* Material
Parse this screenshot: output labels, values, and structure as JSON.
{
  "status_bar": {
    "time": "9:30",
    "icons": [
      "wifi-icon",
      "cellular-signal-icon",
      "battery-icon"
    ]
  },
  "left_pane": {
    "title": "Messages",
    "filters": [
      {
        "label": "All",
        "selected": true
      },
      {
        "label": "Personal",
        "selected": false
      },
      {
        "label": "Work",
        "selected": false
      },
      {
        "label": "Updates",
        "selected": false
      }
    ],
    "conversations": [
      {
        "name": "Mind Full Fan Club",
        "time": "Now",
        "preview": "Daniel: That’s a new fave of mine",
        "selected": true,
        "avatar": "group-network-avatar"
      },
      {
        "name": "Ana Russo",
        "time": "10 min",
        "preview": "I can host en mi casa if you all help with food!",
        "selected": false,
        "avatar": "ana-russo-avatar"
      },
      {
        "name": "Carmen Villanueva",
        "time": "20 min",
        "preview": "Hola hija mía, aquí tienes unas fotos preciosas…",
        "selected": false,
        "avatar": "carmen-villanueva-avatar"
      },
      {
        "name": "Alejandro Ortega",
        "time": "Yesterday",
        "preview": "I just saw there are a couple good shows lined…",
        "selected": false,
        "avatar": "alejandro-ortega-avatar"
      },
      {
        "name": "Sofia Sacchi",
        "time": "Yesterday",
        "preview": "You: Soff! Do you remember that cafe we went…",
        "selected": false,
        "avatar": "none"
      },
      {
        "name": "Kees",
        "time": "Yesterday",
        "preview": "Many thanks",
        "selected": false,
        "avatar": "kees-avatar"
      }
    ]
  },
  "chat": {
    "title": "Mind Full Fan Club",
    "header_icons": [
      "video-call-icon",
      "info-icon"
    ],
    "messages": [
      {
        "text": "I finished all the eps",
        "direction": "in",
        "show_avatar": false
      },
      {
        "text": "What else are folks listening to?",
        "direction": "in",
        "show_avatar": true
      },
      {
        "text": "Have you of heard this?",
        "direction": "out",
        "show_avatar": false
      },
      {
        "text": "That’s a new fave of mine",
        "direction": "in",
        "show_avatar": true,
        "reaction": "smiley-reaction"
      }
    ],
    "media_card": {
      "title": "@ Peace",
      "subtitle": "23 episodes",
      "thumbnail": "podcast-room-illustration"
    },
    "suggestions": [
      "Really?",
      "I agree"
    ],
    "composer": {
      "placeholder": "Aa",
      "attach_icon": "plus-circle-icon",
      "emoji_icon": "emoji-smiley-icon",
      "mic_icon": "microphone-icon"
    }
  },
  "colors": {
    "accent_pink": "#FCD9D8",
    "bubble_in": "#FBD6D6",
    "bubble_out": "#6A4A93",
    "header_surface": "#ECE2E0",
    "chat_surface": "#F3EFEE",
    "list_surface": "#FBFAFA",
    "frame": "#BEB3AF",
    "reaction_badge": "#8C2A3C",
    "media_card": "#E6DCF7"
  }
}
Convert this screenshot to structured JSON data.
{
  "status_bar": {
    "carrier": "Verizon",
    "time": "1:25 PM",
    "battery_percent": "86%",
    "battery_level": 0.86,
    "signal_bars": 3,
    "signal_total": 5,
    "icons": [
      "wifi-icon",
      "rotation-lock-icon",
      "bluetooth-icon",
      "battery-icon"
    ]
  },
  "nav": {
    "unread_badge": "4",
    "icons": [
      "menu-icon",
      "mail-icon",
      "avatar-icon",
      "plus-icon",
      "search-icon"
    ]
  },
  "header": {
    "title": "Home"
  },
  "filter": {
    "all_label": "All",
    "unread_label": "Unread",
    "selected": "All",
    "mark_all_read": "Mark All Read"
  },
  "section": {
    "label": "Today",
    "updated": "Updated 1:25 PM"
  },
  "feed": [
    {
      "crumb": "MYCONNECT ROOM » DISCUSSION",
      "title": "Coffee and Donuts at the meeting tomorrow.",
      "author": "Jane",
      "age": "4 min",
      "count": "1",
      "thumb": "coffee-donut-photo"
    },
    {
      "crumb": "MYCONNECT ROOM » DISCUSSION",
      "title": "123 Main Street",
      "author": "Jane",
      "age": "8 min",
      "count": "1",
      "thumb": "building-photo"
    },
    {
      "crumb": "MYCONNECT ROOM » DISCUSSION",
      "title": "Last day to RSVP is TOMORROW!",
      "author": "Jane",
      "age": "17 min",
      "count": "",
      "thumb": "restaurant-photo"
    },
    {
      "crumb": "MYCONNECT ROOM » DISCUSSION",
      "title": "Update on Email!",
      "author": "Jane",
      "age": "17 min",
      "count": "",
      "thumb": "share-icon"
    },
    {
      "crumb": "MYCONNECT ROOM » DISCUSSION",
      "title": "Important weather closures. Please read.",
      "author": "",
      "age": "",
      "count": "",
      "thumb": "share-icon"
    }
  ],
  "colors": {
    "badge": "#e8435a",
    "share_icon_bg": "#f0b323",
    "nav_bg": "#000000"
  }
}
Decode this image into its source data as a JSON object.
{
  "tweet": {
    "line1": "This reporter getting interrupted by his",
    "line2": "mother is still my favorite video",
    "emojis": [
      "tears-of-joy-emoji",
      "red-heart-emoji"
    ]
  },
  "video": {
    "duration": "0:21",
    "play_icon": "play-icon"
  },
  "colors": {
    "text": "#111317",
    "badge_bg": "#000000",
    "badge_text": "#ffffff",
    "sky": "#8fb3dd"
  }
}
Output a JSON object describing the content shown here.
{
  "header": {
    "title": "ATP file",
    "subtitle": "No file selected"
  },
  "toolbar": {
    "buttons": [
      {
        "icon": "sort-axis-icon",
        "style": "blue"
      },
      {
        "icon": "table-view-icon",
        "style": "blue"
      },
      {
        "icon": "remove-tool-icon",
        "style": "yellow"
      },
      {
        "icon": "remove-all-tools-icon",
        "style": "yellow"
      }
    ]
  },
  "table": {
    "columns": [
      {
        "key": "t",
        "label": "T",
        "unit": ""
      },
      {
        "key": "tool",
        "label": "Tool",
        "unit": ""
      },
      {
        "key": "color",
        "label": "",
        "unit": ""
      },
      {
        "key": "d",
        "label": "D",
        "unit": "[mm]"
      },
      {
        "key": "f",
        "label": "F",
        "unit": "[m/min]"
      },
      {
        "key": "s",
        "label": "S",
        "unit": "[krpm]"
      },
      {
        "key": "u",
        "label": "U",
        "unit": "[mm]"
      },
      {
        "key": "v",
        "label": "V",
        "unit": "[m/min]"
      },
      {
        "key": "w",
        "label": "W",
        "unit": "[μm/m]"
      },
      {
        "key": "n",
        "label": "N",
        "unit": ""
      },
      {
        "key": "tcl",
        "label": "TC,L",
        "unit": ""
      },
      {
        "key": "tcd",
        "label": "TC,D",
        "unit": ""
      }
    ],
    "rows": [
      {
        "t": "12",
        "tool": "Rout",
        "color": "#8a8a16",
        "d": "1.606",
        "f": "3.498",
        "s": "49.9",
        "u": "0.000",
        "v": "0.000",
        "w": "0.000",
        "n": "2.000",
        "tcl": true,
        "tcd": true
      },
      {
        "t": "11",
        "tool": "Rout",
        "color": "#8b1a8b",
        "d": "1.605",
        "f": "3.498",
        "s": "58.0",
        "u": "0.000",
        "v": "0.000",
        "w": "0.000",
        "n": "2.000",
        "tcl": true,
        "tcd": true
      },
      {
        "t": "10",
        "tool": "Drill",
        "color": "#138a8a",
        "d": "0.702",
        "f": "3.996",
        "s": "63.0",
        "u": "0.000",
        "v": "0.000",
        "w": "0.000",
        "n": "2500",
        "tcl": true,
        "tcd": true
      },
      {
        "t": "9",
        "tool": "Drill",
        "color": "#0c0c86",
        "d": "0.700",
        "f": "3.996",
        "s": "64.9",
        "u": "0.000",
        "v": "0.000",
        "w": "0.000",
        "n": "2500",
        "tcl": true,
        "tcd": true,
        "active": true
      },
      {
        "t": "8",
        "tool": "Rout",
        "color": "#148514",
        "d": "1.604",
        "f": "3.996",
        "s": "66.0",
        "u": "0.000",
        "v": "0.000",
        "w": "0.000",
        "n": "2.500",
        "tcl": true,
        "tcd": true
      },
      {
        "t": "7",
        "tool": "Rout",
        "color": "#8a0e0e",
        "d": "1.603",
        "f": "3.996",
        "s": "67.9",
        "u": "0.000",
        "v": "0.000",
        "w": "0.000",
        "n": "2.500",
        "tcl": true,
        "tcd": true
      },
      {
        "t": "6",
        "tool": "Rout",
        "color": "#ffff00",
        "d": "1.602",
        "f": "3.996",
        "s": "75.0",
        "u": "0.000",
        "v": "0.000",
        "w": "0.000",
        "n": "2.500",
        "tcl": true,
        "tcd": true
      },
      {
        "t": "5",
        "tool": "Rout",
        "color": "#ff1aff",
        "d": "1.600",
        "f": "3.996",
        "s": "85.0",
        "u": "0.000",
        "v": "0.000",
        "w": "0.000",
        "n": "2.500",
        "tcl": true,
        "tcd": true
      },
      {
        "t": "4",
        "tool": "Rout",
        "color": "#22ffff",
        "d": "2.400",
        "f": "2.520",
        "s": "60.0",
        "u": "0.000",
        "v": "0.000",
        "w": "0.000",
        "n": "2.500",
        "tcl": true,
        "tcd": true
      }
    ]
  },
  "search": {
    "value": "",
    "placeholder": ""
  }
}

* Exercise goal
Which lines in the listing above hold the word "file"? Show each of them.

* Full output
    "title": "ATP file",
    "subtitle": "No file selected"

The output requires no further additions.